Extracted records:

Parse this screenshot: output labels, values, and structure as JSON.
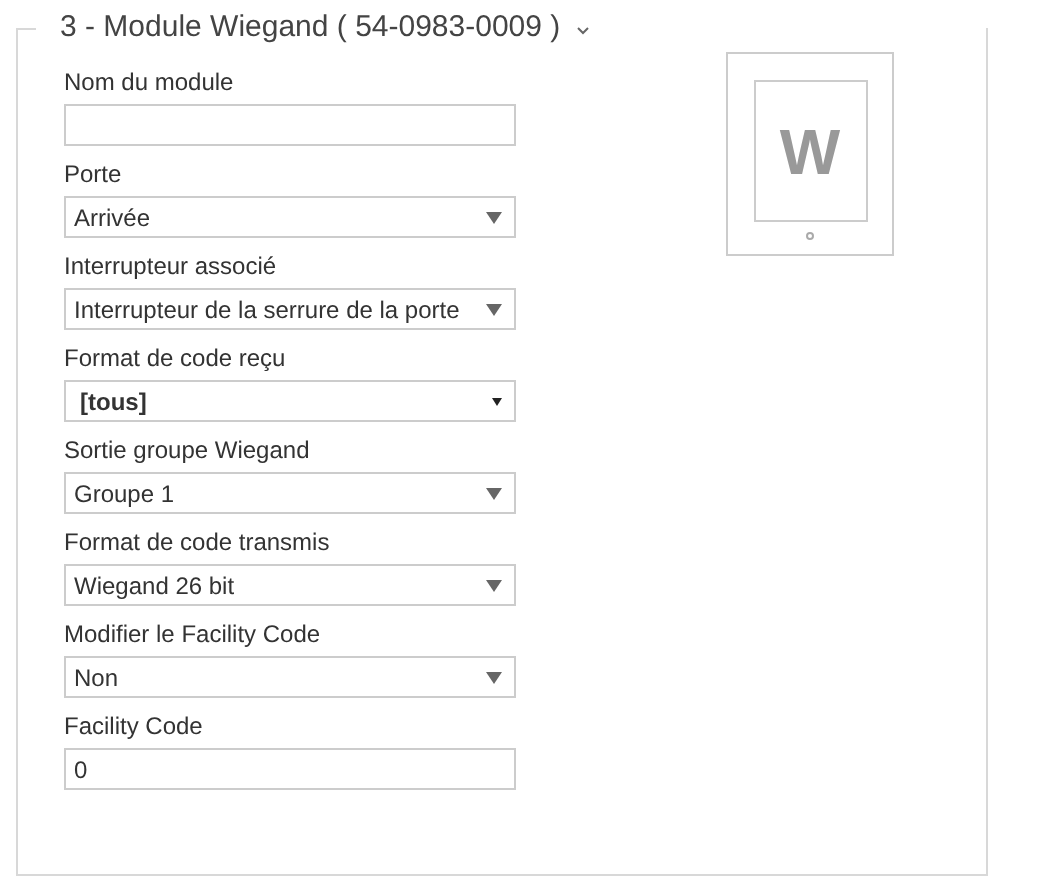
{
  "section": {
    "title": "3 - Module Wiegand ( 54-0983-0009 )",
    "expanded": true
  },
  "fields": [
    {
      "label": "Nom du module",
      "kind": "input"
    },
    {
      "label": "Porte",
      "kind": "select",
      "value": "Arrivée"
    },
    {
      "label": "Interrupteur associé",
      "kind": "select",
      "value": "Interrupteur de la serrure de la porte"
    },
    {
      "label": "Format de code reçu",
      "kind": "native_select",
      "value": "[tous]"
    },
    {
      "label": "Sortie groupe Wiegand",
      "kind": "select",
      "value": "Groupe 1"
    },
    {
      "label": "Format de code transmis",
      "kind": "select",
      "value": "Wiegand 26 bit"
    },
    {
      "label": "Modifier le Facility Code",
      "kind": "select",
      "value": "Non"
    },
    {
      "label": "Facility Code",
      "kind": "input",
      "value": "0"
    }
  ],
  "module_image": {
    "letter": "W"
  }
}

EXERCISE OBJECTIVE —
Can the entries above be repeated exactly, without their pictures?

RESPONSE —
Parse this screenshot: output labels, values, and structure as JSON.
{
  "section": {
    "title": "3 - Module Wiegand ( 54-0983-0009 )",
    "expanded": true
  },
  "fields": [
    {
      "label": "Nom du module",
      "kind": "input"
    },
    {
      "label": "Porte",
      "kind": "select",
      "value": "Arrivée"
    },
    {
      "label": "Interrupteur associé",
      "kind": "select",
      "value": "Interrupteur de la serrure de la porte"
    },
    {
      "label": "Format de code reçu",
      "kind": "native_select",
      "value": "[tous]"
    },
    {
      "label": "Sortie groupe Wiegand",
      "kind": "select",
      "value": "Groupe 1"
    },
    {
      "label": "Format de code transmis",
      "kind": "select",
      "value": "Wiegand 26 bit"
    },
    {
      "label": "Modifier le Facility Code",
      "kind": "select",
      "value": "Non"
    },
    {
      "label": "Facility Code",
      "kind": "input",
      "value": "0"
    }
  ],
  "module_image": {
    "letter": "W"
  }
}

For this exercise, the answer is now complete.